- [Consignas]
1 – Devuelve sin ningún cambio las líneas de los registros, desde la primera hasta la que contiene "read-next-title: Viola Davis", ambas incluidas.
2 – Prolonga el texto sobre Delia Mariana Arismendi a partir de su última línea.
=== Bloque de texto ===
Nacida en El Tesoro, estado Barinas, en 1989, está culminando la Licenciatura en Letras, en la Universidad de los Andes. Ganó en 2012, con su relato “Mondadientes”, el segundo lugar de la VI Edición del Premio de Cuento Policlínica Metropolitana. Un año más tarde ganaba el primer lugar del mismo premio con su relato “Barricadas”.

Una niña de doce años, en 2001, lee “La lluvia” de Arturo Uslar Pietri. La pequeña se sumerge tanto en el cuento que imagina que su pueblo, El Tesoro, vive esa extrema sequía. Piensa que la casa de bahareque de los personajes, la montaña que recorre el hombre para llegar al conuco, el niño que consigue orinando y que luego se va a vivir con la pareja, la pobreza, la desesperanza, la pérdida, la llegada de las primeras gotas del cielo… se parecen a su caserío.

Fue en ese instante cuando la pequeña quiso escribir. A seis horas de distancia de su casa, Delia Mariana Arismendi confiesa en Mérida, donde ahora vive y estudia Letras, un momento que fue crucial. “Primero me sorprende que, siendo niña, un cuento tan duro me haya entretenido tanto. Es algo difícil de explicar, pero era como si yo lo hubiese escrito”. Pasaron diez años para que se comenzara a concretar este deseo. Hasta que ganó el primer y segundo lugar de la VI y VII edición del Premio de Cuento Policlínica Metropolitana con “Barricadas” y “Mondadientes”, respectivamente. 

“Guardo en mi memoria un Macondo llanero”
=== Filas de datos ===
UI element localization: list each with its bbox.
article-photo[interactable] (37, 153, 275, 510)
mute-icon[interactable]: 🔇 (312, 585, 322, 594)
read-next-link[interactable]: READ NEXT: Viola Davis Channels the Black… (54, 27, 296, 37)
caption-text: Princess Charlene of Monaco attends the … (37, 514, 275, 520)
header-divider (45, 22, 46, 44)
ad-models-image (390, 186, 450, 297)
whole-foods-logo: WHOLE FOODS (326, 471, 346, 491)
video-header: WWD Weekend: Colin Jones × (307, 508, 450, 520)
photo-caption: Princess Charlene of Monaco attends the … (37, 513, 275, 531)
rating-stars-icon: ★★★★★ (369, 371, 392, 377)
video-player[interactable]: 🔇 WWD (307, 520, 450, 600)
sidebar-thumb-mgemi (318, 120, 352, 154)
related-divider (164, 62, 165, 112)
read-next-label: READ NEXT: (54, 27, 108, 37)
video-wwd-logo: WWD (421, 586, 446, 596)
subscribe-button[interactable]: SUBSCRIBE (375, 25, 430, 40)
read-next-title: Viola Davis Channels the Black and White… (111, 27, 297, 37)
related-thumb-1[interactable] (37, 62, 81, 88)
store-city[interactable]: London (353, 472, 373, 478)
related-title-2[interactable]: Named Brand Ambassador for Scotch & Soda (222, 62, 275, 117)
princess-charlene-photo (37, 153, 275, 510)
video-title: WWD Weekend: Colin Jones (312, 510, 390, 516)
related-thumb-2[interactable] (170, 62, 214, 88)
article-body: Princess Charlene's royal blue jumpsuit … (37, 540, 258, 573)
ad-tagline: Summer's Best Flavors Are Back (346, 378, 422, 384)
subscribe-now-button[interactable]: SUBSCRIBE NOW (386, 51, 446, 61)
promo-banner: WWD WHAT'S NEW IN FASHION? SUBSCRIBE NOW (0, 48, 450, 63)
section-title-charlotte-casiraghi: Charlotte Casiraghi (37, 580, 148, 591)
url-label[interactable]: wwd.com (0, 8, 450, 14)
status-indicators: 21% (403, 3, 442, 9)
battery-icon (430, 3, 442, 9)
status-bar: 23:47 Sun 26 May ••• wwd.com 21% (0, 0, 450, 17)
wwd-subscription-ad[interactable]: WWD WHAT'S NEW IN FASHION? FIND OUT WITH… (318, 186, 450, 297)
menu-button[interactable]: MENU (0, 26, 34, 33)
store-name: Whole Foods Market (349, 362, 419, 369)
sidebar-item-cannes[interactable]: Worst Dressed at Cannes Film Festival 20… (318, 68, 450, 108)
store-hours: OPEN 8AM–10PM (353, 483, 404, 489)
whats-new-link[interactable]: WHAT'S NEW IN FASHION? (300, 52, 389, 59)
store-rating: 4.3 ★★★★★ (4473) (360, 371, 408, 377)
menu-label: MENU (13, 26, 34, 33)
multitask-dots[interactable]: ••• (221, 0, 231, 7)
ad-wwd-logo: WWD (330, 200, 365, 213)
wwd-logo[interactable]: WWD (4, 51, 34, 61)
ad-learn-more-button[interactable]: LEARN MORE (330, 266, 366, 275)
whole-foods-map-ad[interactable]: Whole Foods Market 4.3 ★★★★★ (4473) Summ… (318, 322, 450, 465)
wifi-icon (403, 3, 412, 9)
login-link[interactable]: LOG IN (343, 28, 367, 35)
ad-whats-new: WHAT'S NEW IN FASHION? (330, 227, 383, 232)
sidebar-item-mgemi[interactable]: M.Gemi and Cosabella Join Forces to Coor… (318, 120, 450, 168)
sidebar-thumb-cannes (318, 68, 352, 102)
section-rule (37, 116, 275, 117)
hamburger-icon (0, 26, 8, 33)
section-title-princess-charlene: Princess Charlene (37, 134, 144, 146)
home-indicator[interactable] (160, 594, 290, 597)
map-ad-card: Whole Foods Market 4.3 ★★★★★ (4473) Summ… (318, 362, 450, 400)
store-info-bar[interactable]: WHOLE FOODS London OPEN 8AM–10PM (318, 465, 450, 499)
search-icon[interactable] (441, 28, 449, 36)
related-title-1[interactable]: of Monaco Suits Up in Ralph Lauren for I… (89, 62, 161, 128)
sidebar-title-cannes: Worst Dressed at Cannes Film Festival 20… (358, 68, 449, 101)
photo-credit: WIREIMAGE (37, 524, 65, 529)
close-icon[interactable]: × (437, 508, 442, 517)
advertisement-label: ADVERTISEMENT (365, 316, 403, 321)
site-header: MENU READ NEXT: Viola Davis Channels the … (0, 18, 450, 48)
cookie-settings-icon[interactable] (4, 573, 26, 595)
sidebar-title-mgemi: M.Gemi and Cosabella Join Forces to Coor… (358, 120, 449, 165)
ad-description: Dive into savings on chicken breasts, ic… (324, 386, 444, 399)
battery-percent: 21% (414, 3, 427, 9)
===
- [Respuestas del ejercicio]
1 –
UI element localization: list each with its bbox.
article-photo[interactable] (37, 153, 275, 510)
mute-icon[interactable]: 🔇 (312, 585, 322, 594)
read-next-link[interactable]: READ NEXT: Viola Davis Channels the Black… (54, 27, 296, 37)
caption-text: Princess Charlene of Monaco attends the … (37, 514, 275, 520)
header-divider (45, 22, 46, 44)
ad-models-image (390, 186, 450, 297)
whole-foods-logo: WHOLE FOODS (326, 471, 346, 491)
video-header: WWD Weekend: Colin Jones × (307, 508, 450, 520)
photo-caption: Princess Charlene of Monaco attends the … (37, 513, 275, 531)
rating-stars-icon: ★★★★★ (369, 371, 392, 377)
video-player[interactable]: 🔇 WWD (307, 520, 450, 600)
sidebar-thumb-mgemi (318, 120, 352, 154)
related-divider (164, 62, 165, 112)
read-next-label: READ NEXT: (54, 27, 108, 37)
video-wwd-logo: WWD (421, 586, 446, 596)
subscribe-button[interactable]: SUBSCRIBE (375, 25, 430, 40)
read-next-title: Viola Davis Channels the Black and White… (111, 27, 297, 37)

2 –
“Si uno está en El Tesoro, pie de monte barinés, debe subir a la plaza para hablar por celular. Allí solo hay Internet en un cibercafé, y tampoco cuentan con televisión por cable. A pocos metros pasa el río Acequias, cuyo puente se debe atravesar para tomar la ruta Barinas-San Cristóbal. En pocas palabras, es un pueblo tecnológicamente virgen”.

Delia, como la llaman sus amigos, y Mariana, como la nombra su familia, es la menor de tres hermanos, todos artistas. Mardon, el mayor, es escritor, y Rosa María, la segunda, es artista plástica. Ambos viven en Caracas.

“En El Tesoro, la forma de entretenerse era leyendo. Pero no solo leíamos porque nos gustaba, sino porque al lado teníamos a nuestro padre, Mariano Arismendi, a quien llamaban en Barinas ‘el artista del monte’ por su técnica para crear. Él nos estableció una ‘agenda’, es decir, un sistema para formarnos que llamaba su ‘miniproyecto de educación’ o su ‘ministerio de educación paralelo’”.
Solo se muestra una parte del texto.